Work instructions: Revise the material below so that each "Bar" becomes "Rectangle", keeping every other character the same.

[Layout annotation records]
-.-.-

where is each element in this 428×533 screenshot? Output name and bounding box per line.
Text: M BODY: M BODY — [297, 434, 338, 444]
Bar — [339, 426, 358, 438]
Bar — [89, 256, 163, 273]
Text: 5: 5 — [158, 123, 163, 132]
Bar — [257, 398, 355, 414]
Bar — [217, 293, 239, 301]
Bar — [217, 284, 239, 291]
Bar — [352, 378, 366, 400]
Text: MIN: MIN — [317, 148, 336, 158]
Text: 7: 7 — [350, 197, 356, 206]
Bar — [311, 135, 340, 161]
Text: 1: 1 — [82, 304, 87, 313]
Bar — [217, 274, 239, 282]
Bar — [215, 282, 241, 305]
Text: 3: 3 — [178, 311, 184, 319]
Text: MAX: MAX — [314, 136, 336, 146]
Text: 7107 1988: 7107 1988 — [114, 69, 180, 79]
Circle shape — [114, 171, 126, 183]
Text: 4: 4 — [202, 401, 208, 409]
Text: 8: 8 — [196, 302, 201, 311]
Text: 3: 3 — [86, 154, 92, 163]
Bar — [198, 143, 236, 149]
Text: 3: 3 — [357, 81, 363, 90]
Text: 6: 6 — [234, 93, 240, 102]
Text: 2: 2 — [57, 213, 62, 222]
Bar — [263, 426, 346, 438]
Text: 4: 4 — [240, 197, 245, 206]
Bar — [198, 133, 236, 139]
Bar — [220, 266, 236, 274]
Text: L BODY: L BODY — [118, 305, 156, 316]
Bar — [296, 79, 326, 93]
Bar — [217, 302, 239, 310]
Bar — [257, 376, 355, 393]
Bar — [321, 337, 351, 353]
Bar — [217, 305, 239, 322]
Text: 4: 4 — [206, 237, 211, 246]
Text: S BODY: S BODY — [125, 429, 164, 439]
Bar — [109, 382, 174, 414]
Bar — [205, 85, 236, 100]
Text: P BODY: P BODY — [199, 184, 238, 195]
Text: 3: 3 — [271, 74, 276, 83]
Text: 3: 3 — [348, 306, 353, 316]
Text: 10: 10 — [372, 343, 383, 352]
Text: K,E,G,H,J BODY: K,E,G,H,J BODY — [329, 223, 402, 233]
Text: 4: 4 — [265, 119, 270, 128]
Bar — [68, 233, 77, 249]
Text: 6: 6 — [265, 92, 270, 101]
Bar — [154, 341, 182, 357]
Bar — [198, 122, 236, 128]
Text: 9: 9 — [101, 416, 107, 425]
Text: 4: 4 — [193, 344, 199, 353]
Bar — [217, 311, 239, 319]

-.-.-

Exercise response:
where is each element in this 428×533 screenshot? Output name and bounding box per line.
Text: M BODY: M BODY — [297, 434, 338, 444]
Rectangle — [339, 426, 358, 438]
Rectangle — [89, 256, 163, 273]
Text: 5: 5 — [158, 123, 163, 132]
Rectangle — [257, 398, 355, 414]
Rectangle — [217, 293, 239, 301]
Rectangle — [217, 284, 239, 291]
Rectangle — [352, 378, 366, 400]
Text: MIN: MIN — [317, 148, 336, 158]
Text: 7: 7 — [350, 197, 356, 206]
Rectangle — [311, 135, 340, 161]
Text: 1: 1 — [82, 304, 87, 313]
Rectangle — [217, 274, 239, 282]
Rectangle — [215, 282, 241, 305]
Text: 3: 3 — [178, 311, 184, 319]
Text: MAX: MAX — [314, 136, 336, 146]
Text: 7107 1988: 7107 1988 — [114, 69, 180, 79]
Circle shape — [114, 171, 126, 183]
Text: 4: 4 — [202, 401, 208, 409]
Text: 8: 8 — [196, 302, 201, 311]
Text: 3: 3 — [86, 154, 92, 163]
Rectangle — [198, 143, 236, 149]
Text: 3: 3 — [357, 81, 363, 90]
Text: 6: 6 — [234, 93, 240, 102]
Text: 2: 2 — [57, 213, 62, 222]
Rectangle — [263, 426, 346, 438]
Text: 4: 4 — [240, 197, 245, 206]
Rectangle — [198, 133, 236, 139]
Rectangle — [220, 266, 236, 274]
Text: L BODY: L BODY — [118, 305, 156, 316]
Rectangle — [296, 79, 326, 93]
Rectangle — [217, 302, 239, 310]
Rectangle — [257, 376, 355, 393]
Rectangle — [321, 337, 351, 353]
Rectangle — [217, 305, 239, 322]
Text: 4: 4 — [206, 237, 211, 246]
Text: S BODY: S BODY — [125, 429, 164, 439]
Rectangle — [109, 382, 174, 414]
Rectangle — [205, 85, 236, 100]
Text: P BODY: P BODY — [199, 184, 238, 195]
Text: 3: 3 — [271, 74, 276, 83]
Text: 3: 3 — [348, 306, 353, 316]
Text: 10: 10 — [372, 343, 383, 352]
Text: K,E,G,H,J BODY: K,E,G,H,J BODY — [329, 223, 402, 233]
Text: 4: 4 — [265, 119, 270, 128]
Rectangle — [68, 233, 77, 249]
Text: 6: 6 — [265, 92, 270, 101]
Rectangle — [154, 341, 182, 357]
Rectangle — [198, 122, 236, 128]
Text: 9: 9 — [101, 416, 107, 425]
Text: 4: 4 — [193, 344, 199, 353]
Rectangle — [217, 311, 239, 319]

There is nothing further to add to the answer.